* Begin *

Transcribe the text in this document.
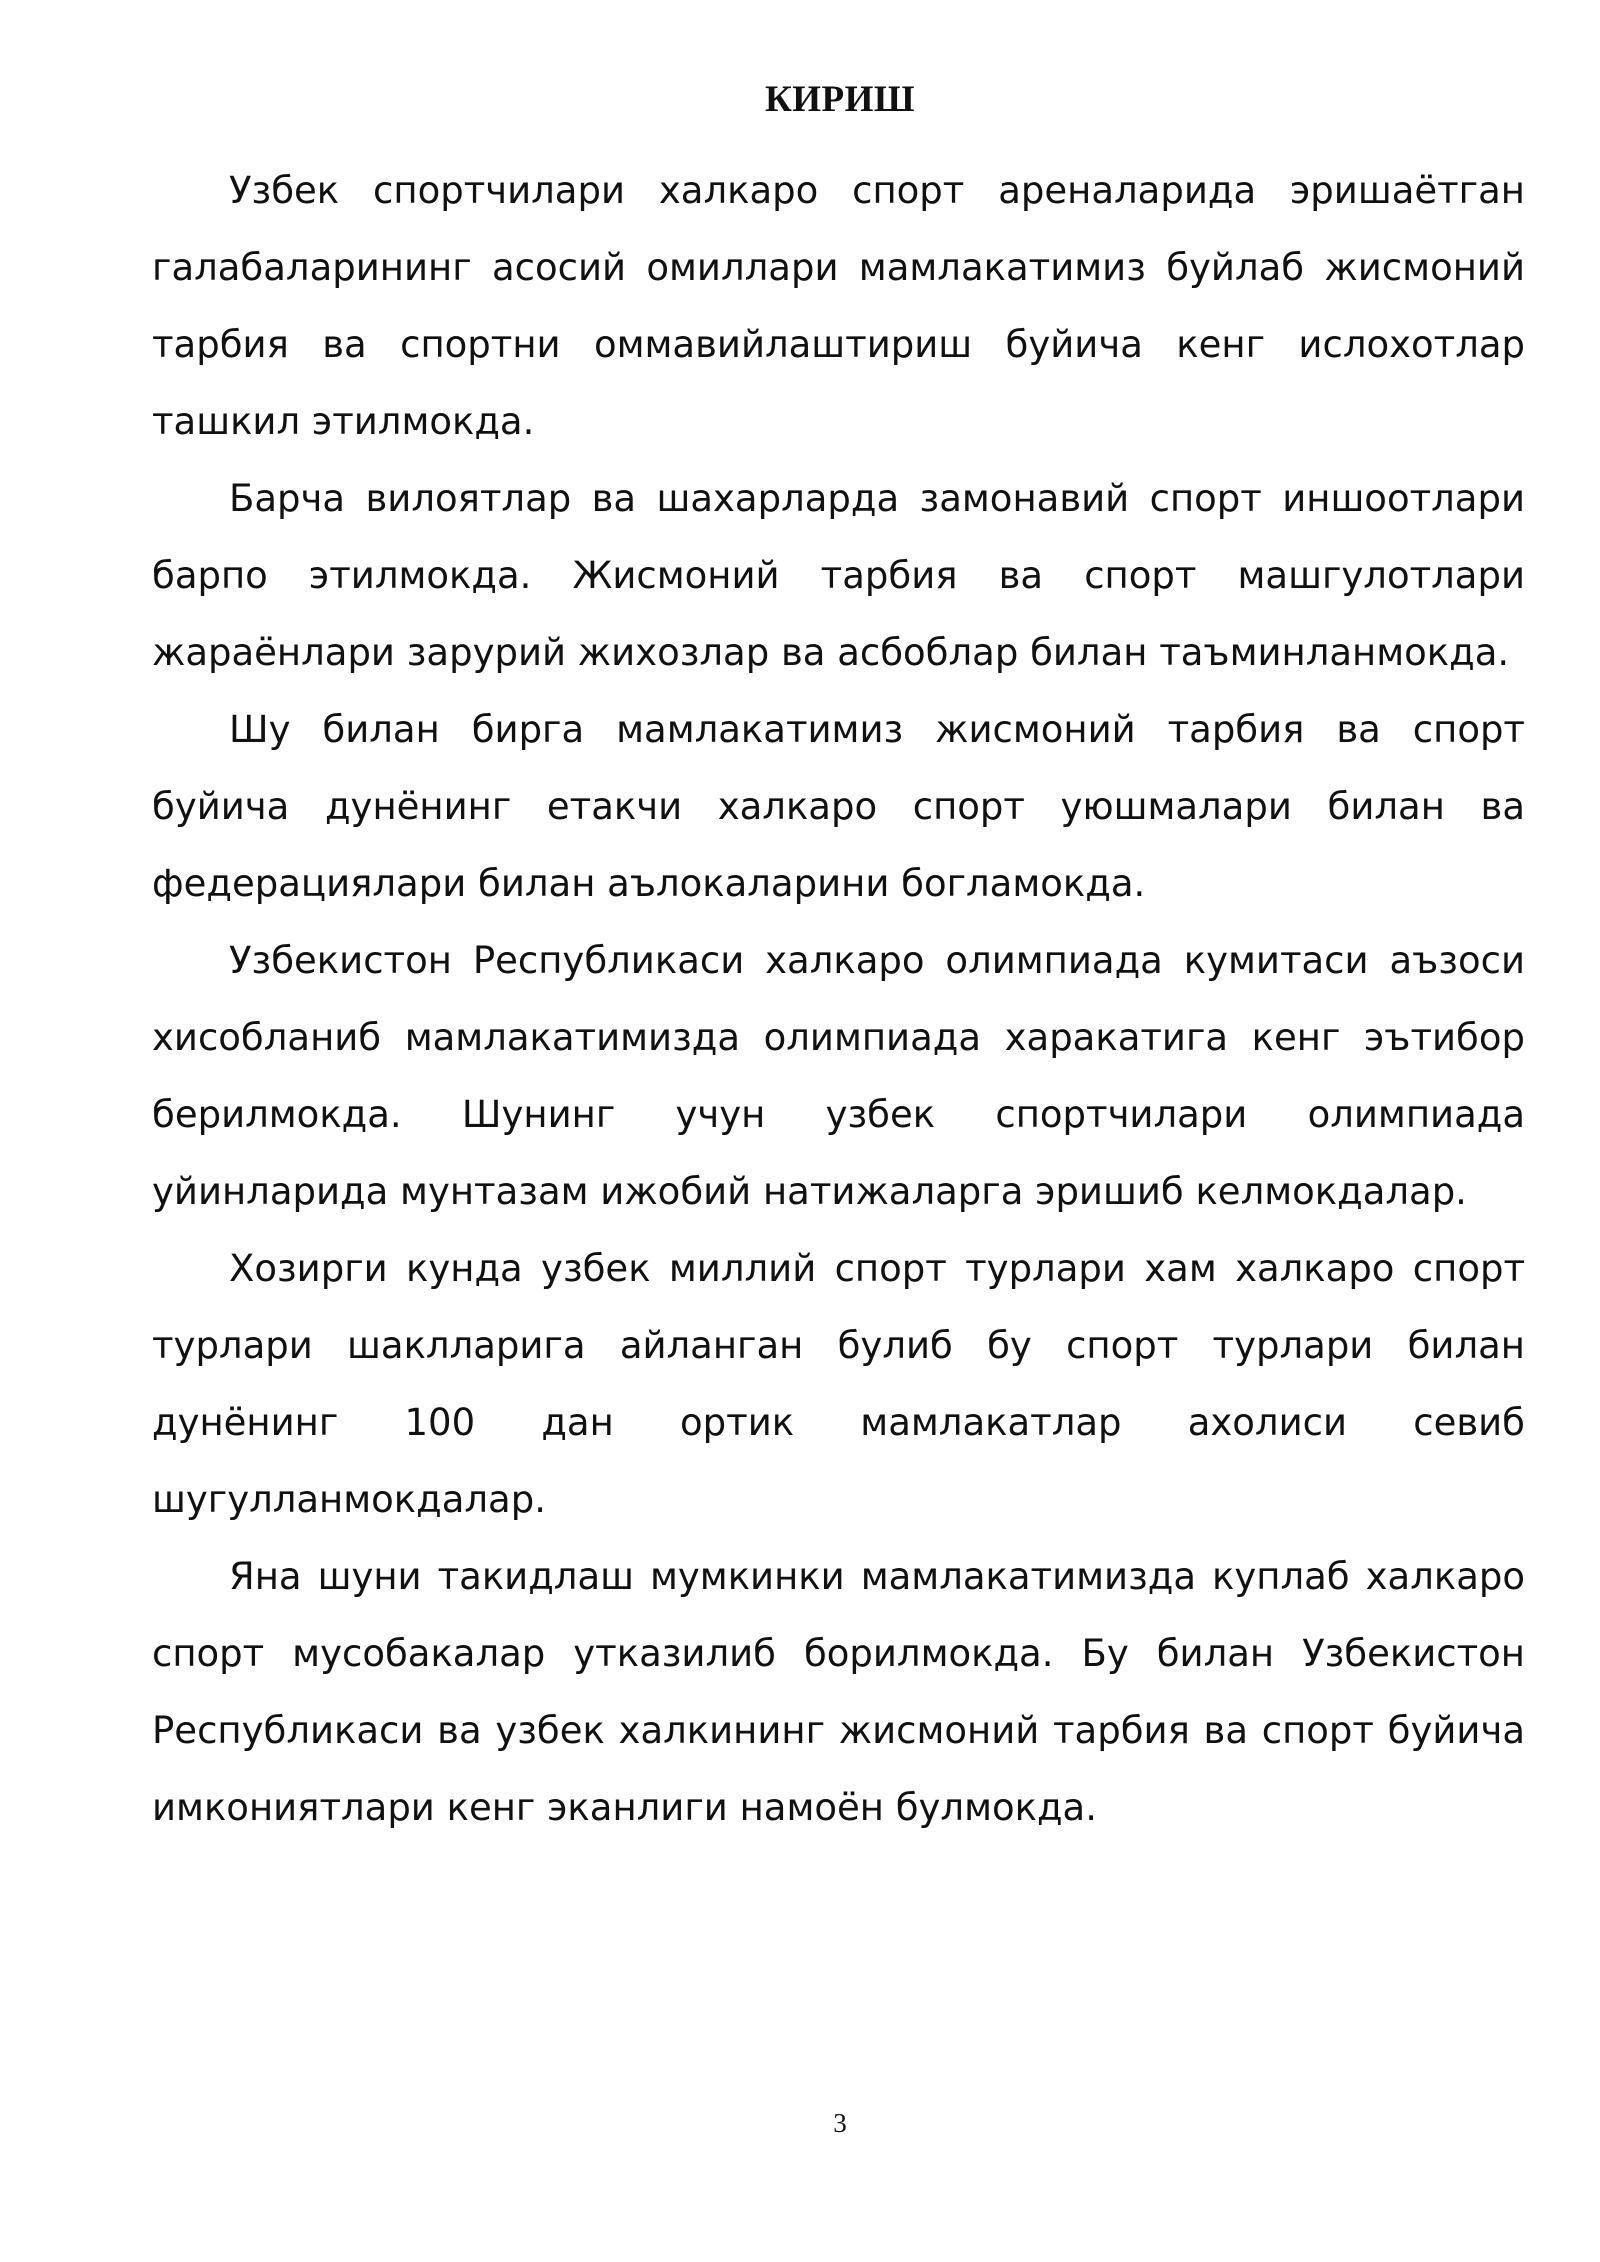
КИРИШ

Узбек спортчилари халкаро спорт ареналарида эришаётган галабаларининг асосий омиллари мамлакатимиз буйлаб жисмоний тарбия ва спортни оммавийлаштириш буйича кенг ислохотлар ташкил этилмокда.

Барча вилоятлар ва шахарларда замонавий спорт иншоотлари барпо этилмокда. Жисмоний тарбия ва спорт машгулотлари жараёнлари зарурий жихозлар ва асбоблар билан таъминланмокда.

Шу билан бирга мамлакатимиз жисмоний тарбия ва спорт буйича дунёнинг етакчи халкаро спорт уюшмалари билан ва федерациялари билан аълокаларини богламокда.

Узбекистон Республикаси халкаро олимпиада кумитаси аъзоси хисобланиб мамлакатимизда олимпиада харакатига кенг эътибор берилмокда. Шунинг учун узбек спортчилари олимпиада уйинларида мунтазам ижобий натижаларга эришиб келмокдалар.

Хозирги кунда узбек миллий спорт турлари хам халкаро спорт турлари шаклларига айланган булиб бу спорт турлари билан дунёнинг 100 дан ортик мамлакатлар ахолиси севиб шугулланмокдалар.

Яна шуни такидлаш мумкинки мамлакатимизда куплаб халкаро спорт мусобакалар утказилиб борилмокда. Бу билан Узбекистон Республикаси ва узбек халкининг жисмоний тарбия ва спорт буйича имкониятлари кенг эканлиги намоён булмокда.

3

* End *

The problem: Write out every line of the data that holds the word "дунёнинг".

Solution to this problem:
Шу билан бирга мамлакатимиз жисмоний тарбия ва спорт буйича дунёнинг етакчи халкаро спорт уюшмалари билан ва федерациялари билан аълокаларини богламокда.
Хозирги кунда узбек миллий спорт турлари хам халкаро спорт турлари шаклларига айланган булиб бу спорт турлари билан дунёнинг 100 дан ортик мамлакатлар ахолиси севиб шугулланмокдалар.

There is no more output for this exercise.